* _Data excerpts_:
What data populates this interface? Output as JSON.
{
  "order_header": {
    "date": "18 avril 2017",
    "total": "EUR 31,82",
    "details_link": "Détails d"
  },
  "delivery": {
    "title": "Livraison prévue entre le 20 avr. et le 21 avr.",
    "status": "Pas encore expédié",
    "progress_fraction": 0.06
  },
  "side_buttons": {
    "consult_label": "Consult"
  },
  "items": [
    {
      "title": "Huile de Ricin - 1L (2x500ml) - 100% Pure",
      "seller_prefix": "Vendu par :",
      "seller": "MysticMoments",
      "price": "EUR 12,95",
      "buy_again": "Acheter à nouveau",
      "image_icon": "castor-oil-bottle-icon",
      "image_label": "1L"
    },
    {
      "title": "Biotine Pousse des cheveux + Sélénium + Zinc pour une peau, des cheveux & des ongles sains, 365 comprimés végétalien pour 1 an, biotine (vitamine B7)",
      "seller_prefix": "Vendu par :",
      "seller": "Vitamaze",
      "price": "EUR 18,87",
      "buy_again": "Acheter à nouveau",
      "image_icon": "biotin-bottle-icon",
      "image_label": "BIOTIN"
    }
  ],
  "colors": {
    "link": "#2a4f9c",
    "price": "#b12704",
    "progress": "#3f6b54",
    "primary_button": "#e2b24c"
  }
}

* _EXERCISE GOAL_:
Give an exact copy of all the data shown above.

* _TASK SOLUTION_:
What data populates this interface? Output as JSON.
{
  "order_header": {
    "date": "18 avril 2017",
    "total": "EUR 31,82",
    "details_link": "Détails d"
  },
  "delivery": {
    "title": "Livraison prévue entre le 20 avr. et le 21 avr.",
    "status": "Pas encore expédié",
    "progress_fraction": 0.06
  },
  "side_buttons": {
    "consult_label": "Consult"
  },
  "items": [
    {
      "title": "Huile de Ricin - 1L (2x500ml) - 100% Pure",
      "seller_prefix": "Vendu par :",
      "seller": "MysticMoments",
      "price": "EUR 12,95",
      "buy_again": "Acheter à nouveau",
      "image_icon": "castor-oil-bottle-icon",
      "image_label": "1L"
    },
    {
      "title": "Biotine Pousse des cheveux + Sélénium + Zinc pour une peau, des cheveux & des ongles sains, 365 comprimés végétalien pour 1 an, biotine (vitamine B7)",
      "seller_prefix": "Vendu par :",
      "seller": "Vitamaze",
      "price": "EUR 18,87",
      "buy_again": "Acheter à nouveau",
      "image_icon": "biotin-bottle-icon",
      "image_label": "BIOTIN"
    }
  ],
  "colors": {
    "link": "#2a4f9c",
    "price": "#b12704",
    "progress": "#3f6b54",
    "primary_button": "#e2b24c"
  }
}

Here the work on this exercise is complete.